EXERCISE DETAILS: Extract each line of the data below exactly as written.
— Start of SUPPLIED RECORDS —
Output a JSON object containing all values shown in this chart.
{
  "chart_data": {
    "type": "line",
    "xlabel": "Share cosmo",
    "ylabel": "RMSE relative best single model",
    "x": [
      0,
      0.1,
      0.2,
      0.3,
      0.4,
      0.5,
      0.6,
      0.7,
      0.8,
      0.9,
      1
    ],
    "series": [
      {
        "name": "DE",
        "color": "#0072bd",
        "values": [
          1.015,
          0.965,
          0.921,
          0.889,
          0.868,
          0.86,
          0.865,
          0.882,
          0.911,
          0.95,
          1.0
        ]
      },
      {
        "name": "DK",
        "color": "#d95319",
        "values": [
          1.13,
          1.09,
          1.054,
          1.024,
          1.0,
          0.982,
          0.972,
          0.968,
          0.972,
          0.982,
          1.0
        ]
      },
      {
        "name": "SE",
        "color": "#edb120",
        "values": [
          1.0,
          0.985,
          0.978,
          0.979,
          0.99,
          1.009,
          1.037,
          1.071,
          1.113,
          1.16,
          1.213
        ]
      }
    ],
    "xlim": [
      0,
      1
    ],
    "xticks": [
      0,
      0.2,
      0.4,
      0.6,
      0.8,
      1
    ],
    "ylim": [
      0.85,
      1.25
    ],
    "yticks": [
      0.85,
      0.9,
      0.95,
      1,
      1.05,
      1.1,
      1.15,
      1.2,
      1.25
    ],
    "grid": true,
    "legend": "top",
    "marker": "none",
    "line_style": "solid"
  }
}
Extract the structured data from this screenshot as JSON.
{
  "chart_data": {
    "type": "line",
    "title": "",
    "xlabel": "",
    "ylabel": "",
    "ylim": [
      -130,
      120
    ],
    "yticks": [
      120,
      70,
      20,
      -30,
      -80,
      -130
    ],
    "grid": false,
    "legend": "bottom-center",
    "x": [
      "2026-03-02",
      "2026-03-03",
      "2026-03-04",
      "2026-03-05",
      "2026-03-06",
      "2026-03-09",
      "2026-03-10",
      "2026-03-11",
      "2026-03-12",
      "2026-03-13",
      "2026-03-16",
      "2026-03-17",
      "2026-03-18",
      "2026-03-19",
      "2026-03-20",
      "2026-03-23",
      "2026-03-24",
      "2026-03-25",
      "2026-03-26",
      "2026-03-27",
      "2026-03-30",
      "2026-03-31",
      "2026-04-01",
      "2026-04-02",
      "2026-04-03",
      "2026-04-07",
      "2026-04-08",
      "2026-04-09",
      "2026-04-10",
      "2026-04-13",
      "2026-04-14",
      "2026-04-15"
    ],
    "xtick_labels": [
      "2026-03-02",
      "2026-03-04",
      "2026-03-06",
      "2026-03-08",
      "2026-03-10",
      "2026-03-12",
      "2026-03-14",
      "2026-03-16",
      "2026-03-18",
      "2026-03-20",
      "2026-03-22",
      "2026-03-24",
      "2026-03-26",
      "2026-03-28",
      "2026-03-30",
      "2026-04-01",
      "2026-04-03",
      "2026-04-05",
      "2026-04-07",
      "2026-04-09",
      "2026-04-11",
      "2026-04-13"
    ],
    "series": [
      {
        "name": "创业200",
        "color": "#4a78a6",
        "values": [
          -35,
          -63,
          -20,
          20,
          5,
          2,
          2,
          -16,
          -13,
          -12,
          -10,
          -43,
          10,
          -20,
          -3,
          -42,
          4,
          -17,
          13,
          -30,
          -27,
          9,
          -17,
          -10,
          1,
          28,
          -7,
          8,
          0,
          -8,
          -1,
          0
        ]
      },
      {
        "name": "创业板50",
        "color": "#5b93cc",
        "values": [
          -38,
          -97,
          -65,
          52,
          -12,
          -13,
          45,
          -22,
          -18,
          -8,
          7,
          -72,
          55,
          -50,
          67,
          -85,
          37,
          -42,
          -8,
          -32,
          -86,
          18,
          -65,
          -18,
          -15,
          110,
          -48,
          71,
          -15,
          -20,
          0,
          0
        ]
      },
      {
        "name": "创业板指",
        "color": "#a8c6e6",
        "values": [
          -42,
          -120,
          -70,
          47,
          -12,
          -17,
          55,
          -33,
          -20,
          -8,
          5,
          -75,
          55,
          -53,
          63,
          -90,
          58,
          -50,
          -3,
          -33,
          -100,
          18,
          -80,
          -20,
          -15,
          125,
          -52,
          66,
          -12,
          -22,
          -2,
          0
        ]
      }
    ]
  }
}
— End of SUPPLIED RECORDS —
FINISHED ANSWER:
Output a JSON object containing all values shown in this chart.
{
  "chart_data": {
    "type": "line",
    "xlabel": "Share cosmo",
    "ylabel": "RMSE relative best single model",
    "x": [
      0,
      0.1,
      0.2,
      0.3,
      0.4,
      0.5,
      0.6,
      0.7,
      0.8,
      0.9,
      1
    ],
    "series": [
      {
        "name": "DE",
        "color": "#0072bd",
        "values": [
          1.015,
          0.965,
          0.921,
          0.889,
          0.868,
          0.86,
          0.865,
          0.882,
          0.911,
          0.95,
          1.0
        ]
      },
      {
        "name": "DK",
        "color": "#d95319",
        "values": [
          1.13,
          1.09,
          1.054,
          1.024,
          1.0,
          0.982,
          0.972,
          0.968,
          0.972,
          0.982,
          1.0
        ]
      },
      {
        "name": "SE",
        "color": "#edb120",
        "values": [
          1.0,
          0.985,
          0.978,
          0.979,
          0.99,
          1.009,
          1.037,
          1.071,
          1.113,
          1.16,
          1.213
        ]
      }
    ],
    "xlim": [
      0,
      1
    ],
    "xticks": [
      0,
      0.2,
      0.4,
      0.6,
      0.8,
      1
    ],
    "ylim": [
      0.85,
      1.25
    ],
    "yticks": [
      0.85,
      0.9,
      0.95,
      1,
      1.05,
      1.1,
      1.15,
      1.2,
      1.25
    ],
    "grid": true,
    "legend": "top",
    "marker": "none",
    "line_style": "solid"
  }
}
Extract the structured data from this screenshot as JSON.
{
  "chart_data": {
    "type": "line",
    "title": "",
    "xlabel": "",
    "ylabel": "",
    "ylim": [
      -130,
      120
    ],
    "yticks": [
      120,
      70,
      20,
      -30,
      -80,
      -130
    ],
    "grid": false,
    "legend": "bottom-center",
    "x": [
      "2026-03-02",
      "2026-03-03",
      "2026-03-04",
      "2026-03-05",
      "2026-03-06",
      "2026-03-09",
      "2026-03-10",
      "2026-03-11",
      "2026-03-12",
      "2026-03-13",
      "2026-03-16",
      "2026-03-17",
      "2026-03-18",
      "2026-03-19",
      "2026-03-20",
      "2026-03-23",
      "2026-03-24",
      "2026-03-25",
      "2026-03-26",
      "2026-03-27",
      "2026-03-30",
      "2026-03-31",
      "2026-04-01",
      "2026-04-02",
      "2026-04-03",
      "2026-04-07",
      "2026-04-08",
      "2026-04-09",
      "2026-04-10",
      "2026-04-13",
      "2026-04-14",
      "2026-04-15"
    ],
    "xtick_labels": [
      "2026-03-02",
      "2026-03-04",
      "2026-03-06",
      "2026-03-08",
      "2026-03-10",
      "2026-03-12",
      "2026-03-14",
      "2026-03-16",
      "2026-03-18",
      "2026-03-20",
      "2026-03-22",
      "2026-03-24",
      "2026-03-26",
      "2026-03-28",
      "2026-03-30",
      "2026-04-01",
      "2026-04-03",
      "2026-04-05",
      "2026-04-07",
      "2026-04-09",
      "2026-04-11",
      "2026-04-13"
    ],
    "series": [
      {
        "name": "创业200",
        "color": "#4a78a6",
        "values": [
          -35,
          -63,
          -20,
          20,
          5,
          2,
          2,
          -16,
          -13,
          -12,
          -10,
          -43,
          10,
          -20,
          -3,
          -42,
          4,
          -17,
          13,
          -30,
          -27,
          9,
          -17,
          -10,
          1,
          28,
          -7,
          8,
          0,
          -8,
          -1,
          0
        ]
      },
      {
        "name": "创业板50",
        "color": "#5b93cc",
        "values": [
          -38,
          -97,
          -65,
          52,
          -12,
          -13,
          45,
          -22,
          -18,
          -8,
          7,
          -72,
          55,
          -50,
          67,
          -85,
          37,
          -42,
          -8,
          -32,
          -86,
          18,
          -65,
          -18,
          -15,
          110,
          -48,
          71,
          -15,
          -20,
          0,
          0
        ]
      },
      {
        "name": "创业板指",
        "color": "#a8c6e6",
        "values": [
          -42,
          -120,
          -70,
          47,
          -12,
          -17,
          55,
          -33,
          -20,
          -8,
          5,
          -75,
          55,
          -53,
          63,
          -90,
          58,
          -50,
          -3,
          -33,
          -100,
          18,
          -80,
          -20,
          -15,
          125,
          -52,
          66,
          -12,
          -22,
          -2,
          0
        ]
      }
    ]
  }
}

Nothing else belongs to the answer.